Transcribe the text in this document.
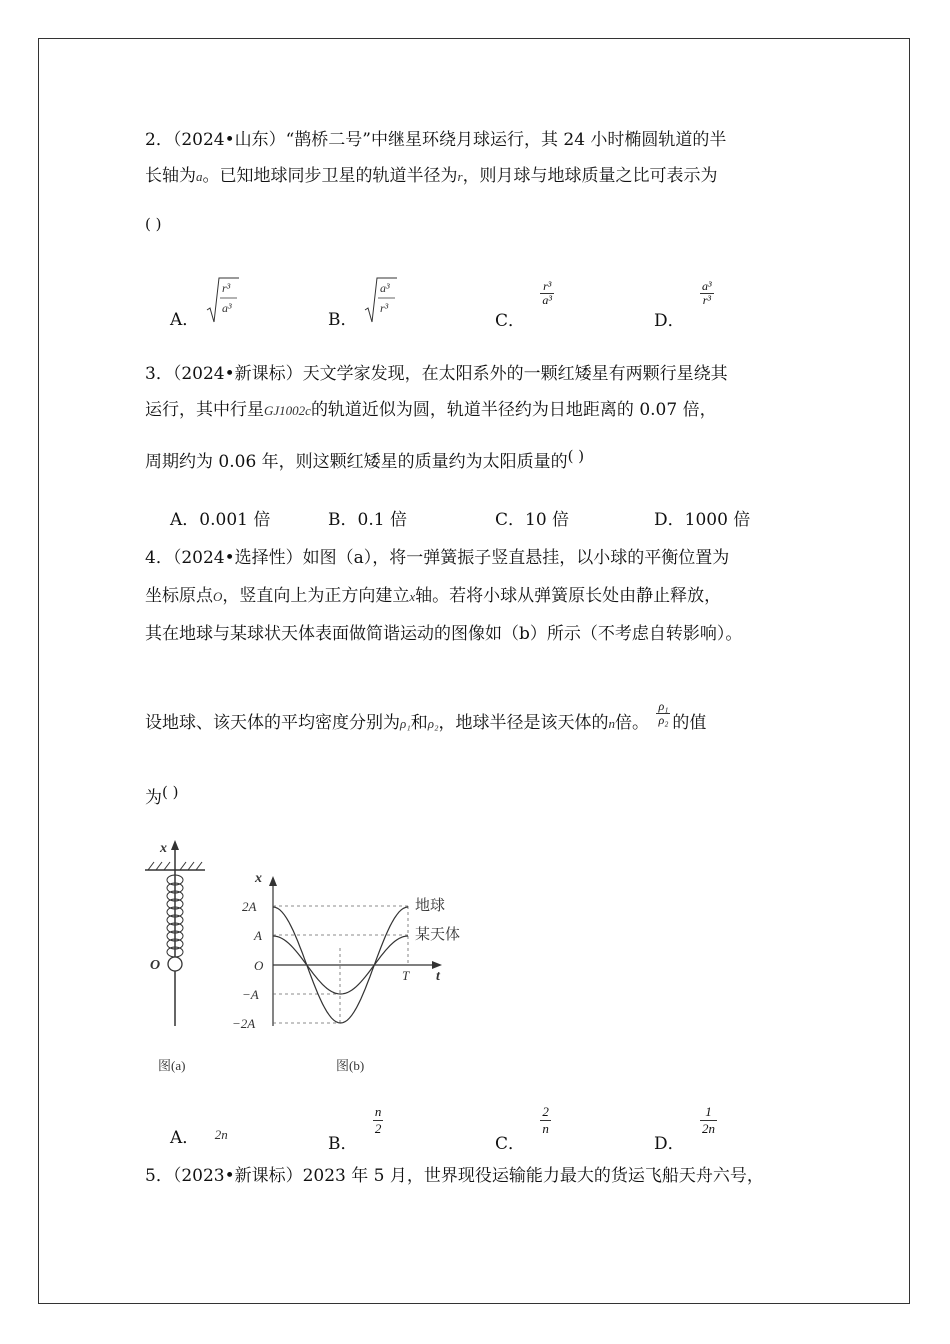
2．（2024•山东）“鹊桥二号”中继星环绕月球运行，其 24 小时椭圆轨道的半
长轴为a。已知地球同步卫星的轨道半径为r，则月球与地球质量之比可表示为
( )
A．
r³
a³
B．
a³
r³
C．
$\frac{\text{r³}}{\text{a³}}$
D．
$\frac{\text{a³}}{\text{r³}}$
3．（2024•新课标）天文学家发现，在太阳系外的一颗红矮星有两颗行星绕其
运行，其中行星GJ1002c的轨道近似为圆，轨道半径约为日地距离的 0.07 倍，
周期约为 0.06 年，则这颗红矮星的质量约为太阳质量的( )
A．0.001 倍	B．0.1 倍	C．10 倍	D．1000 倍
4．（2024•选择性）如图（a），将一弹簧振子竖直悬挂，以小球的平衡位置为
坐标原点O，竖直向上为正方向建立x轴。若将小球从弹簧原长处由静止释放，
其在地球与某球状天体表面做简谐运动的图像如（b）所示（不考虑自转影响）。
设地球、该天体的平均密度分别为ρ₁和ρ₂，地球半径是该天体的n倍。 $\frac{\text{ρ₁}}{\text{ρ₂}}$ 的值
为( )
x
O
图(a)
x
t
2A
A
O
−A
−2A
T
地球
某天体
图(b)
A． $^{2n}$	B．
$\frac{n}{2}$
C．
$\frac{2}{n}$
D．
$\frac{1}{2n}$
5．（2023•新课标）2023 年 5 月，世界现役运输能力最大的货运飞船天舟六号，
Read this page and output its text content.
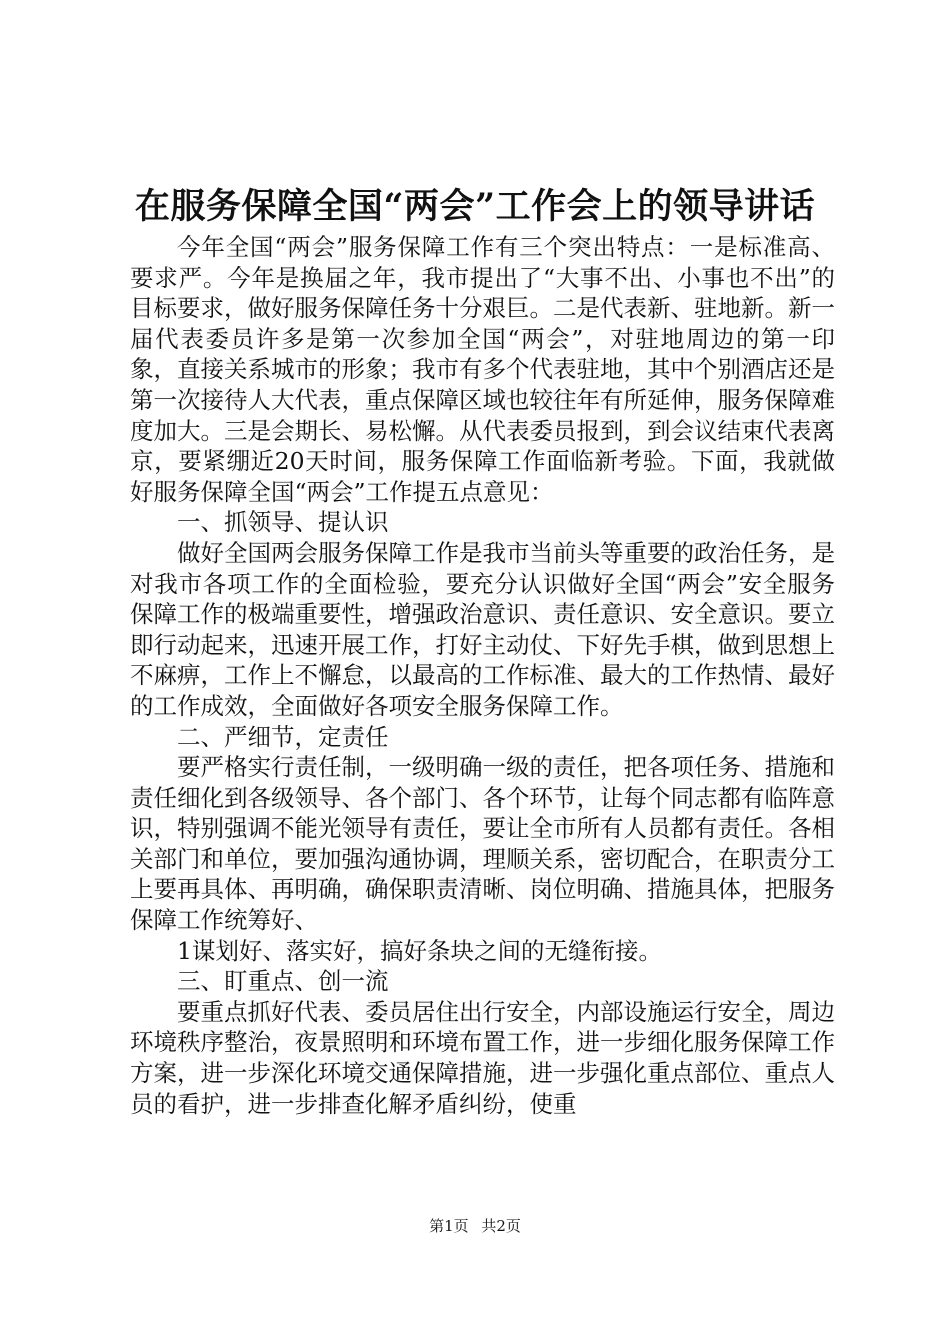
在服务保障全国“两会”工作会上的领导讲话

今年全国“两会”服务保障工作有三个突出特点：一是标准高、要求严。今年是换届之年，我市提出了“大事不出、小事也不出”的目标要求，做好服务保障任务十分艰巨。二是代表新、驻地新。新一届代表委员许多是第一次参加全国“两会”，对驻地周边的第一印象，直接关系城市的形象；我市有多个代表驻地，其中个别酒店还是第一次接待人大代表，重点保障区域也较往年有所延伸，服务保障难度加大。三是会期长、易松懈。从代表委员报到，到会议结束代表离京，要紧绷近20天时间，服务保障工作面临新考验。下面，我就做好服务保障全国“两会”工作提五点意见：

一、抓领导、提认识

做好全国两会服务保障工作是我市当前头等重要的政治任务，是对我市各项工作的全面检验，要充分认识做好全国“两会”安全服务保障工作的极端重要性，增强政治意识、责任意识、安全意识。要立即行动起来，迅速开展工作，打好主动仗、下好先手棋，做到思想上不麻痹，工作上不懈怠，以最高的工作标准、最大的工作热情、最好的工作成效，全面做好各项安全服务保障工作。

二、严细节，定责任

要严格实行责任制，一级明确一级的责任，把各项任务、措施和责任细化到各级领导、各个部门、各个环节，让每个同志都有临阵意识，特别强调不能光领导有责任，要让全市所有人员都有责任。各相关部门和单位，要加强沟通协调，理顺关系，密切配合，在职责分工上要再具体、再明确，确保职责清晰、岗位明确、措施具体，把服务保障工作统筹好、

1谋划好、落实好，搞好条块之间的无缝衔接。

三、盯重点、创一流

要重点抓好代表、委员居住出行安全，内部设施运行安全，周边环境秩序整治，夜景照明和环境布置工作，进一步细化服务保障工作方案，进一步深化环境交通保障措施，进一步强化重点部位、重点人员的看护，进一步排查化解矛盾纠纷，使重

第1页 共2页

■ ■ ■ ■

What you should do: Every record must be copied exactly, with the pictures left out.

Complete answer:
Transcribe the text in this document.
2．（2024•山东）“鹊桥二号”中继星环绕月球运行，其 24 小时椭圆轨道的半
长轴为a。已知地球同步卫星的轨道半径为r，则月球与地球质量之比可表示为
( )
A．
r³
a³
B．
a³
r³
C．
$\frac{\text{r³}}{\text{a³}}$
D．
$\frac{\text{a³}}{\text{r³}}$
3．（2024•新课标）天文学家发现，在太阳系外的一颗红矮星有两颗行星绕其
运行，其中行星GJ1002c的轨道近似为圆，轨道半径约为日地距离的 0.07 倍，
周期约为 0.06 年，则这颗红矮星的质量约为太阳质量的( )
A．0.001 倍	B．0.1 倍	C．10 倍	D．1000 倍
4．（2024•选择性）如图（a），将一弹簧振子竖直悬挂，以小球的平衡位置为
坐标原点O，竖直向上为正方向建立x轴。若将小球从弹簧原长处由静止释放，
其在地球与某球状天体表面做简谐运动的图像如（b）所示（不考虑自转影响）。
设地球、该天体的平均密度分别为ρ₁和ρ₂，地球半径是该天体的n倍。 $\frac{\text{ρ₁}}{\text{ρ₂}}$ 的值
为( )
x
O
图(a)
x
t
2A
A
O
−A
−2A
T
地球
某天体
图(b)
A． $^{2n}$	B．
$\frac{n}{2}$
C．
$\frac{2}{n}$
D．
$\frac{1}{2n}$
5．（2023•新课标）2023 年 5 月，世界现役运输能力最大的货运飞船天舟六号，
Read this page and output its text content.
在服务保障全国“两会”工作会上的领导讲话

今年全国“两会”服务保障工作有三个突出特点：一是标准高、要求严。今年是换届之年，我市提出了“大事不出、小事也不出”的目标要求，做好服务保障任务十分艰巨。二是代表新、驻地新。新一届代表委员许多是第一次参加全国“两会”，对驻地周边的第一印象，直接关系城市的形象；我市有多个代表驻地，其中个别酒店还是第一次接待人大代表，重点保障区域也较往年有所延伸，服务保障难度加大。三是会期长、易松懈。从代表委员报到，到会议结束代表离京，要紧绷近20天时间，服务保障工作面临新考验。下面，我就做好服务保障全国“两会”工作提五点意见：

一、抓领导、提认识

做好全国两会服务保障工作是我市当前头等重要的政治任务，是对我市各项工作的全面检验，要充分认识做好全国“两会”安全服务保障工作的极端重要性，增强政治意识、责任意识、安全意识。要立即行动起来，迅速开展工作，打好主动仗、下好先手棋，做到思想上不麻痹，工作上不懈怠，以最高的工作标准、最大的工作热情、最好的工作成效，全面做好各项安全服务保障工作。

二、严细节，定责任

要严格实行责任制，一级明确一级的责任，把各项任务、措施和责任细化到各级领导、各个部门、各个环节，让每个同志都有临阵意识，特别强调不能光领导有责任，要让全市所有人员都有责任。各相关部门和单位，要加强沟通协调，理顺关系，密切配合，在职责分工上要再具体、再明确，确保职责清晰、岗位明确、措施具体，把服务保障工作统筹好、

1谋划好、落实好，搞好条块之间的无缝衔接。

三、盯重点、创一流

要重点抓好代表、委员居住出行安全，内部设施运行安全，周边环境秩序整治，夜景照明和环境布置工作，进一步细化服务保障工作方案，进一步深化环境交通保障措施，进一步强化重点部位、重点人员的看护，进一步排查化解矛盾纠纷，使重

第1页 共2页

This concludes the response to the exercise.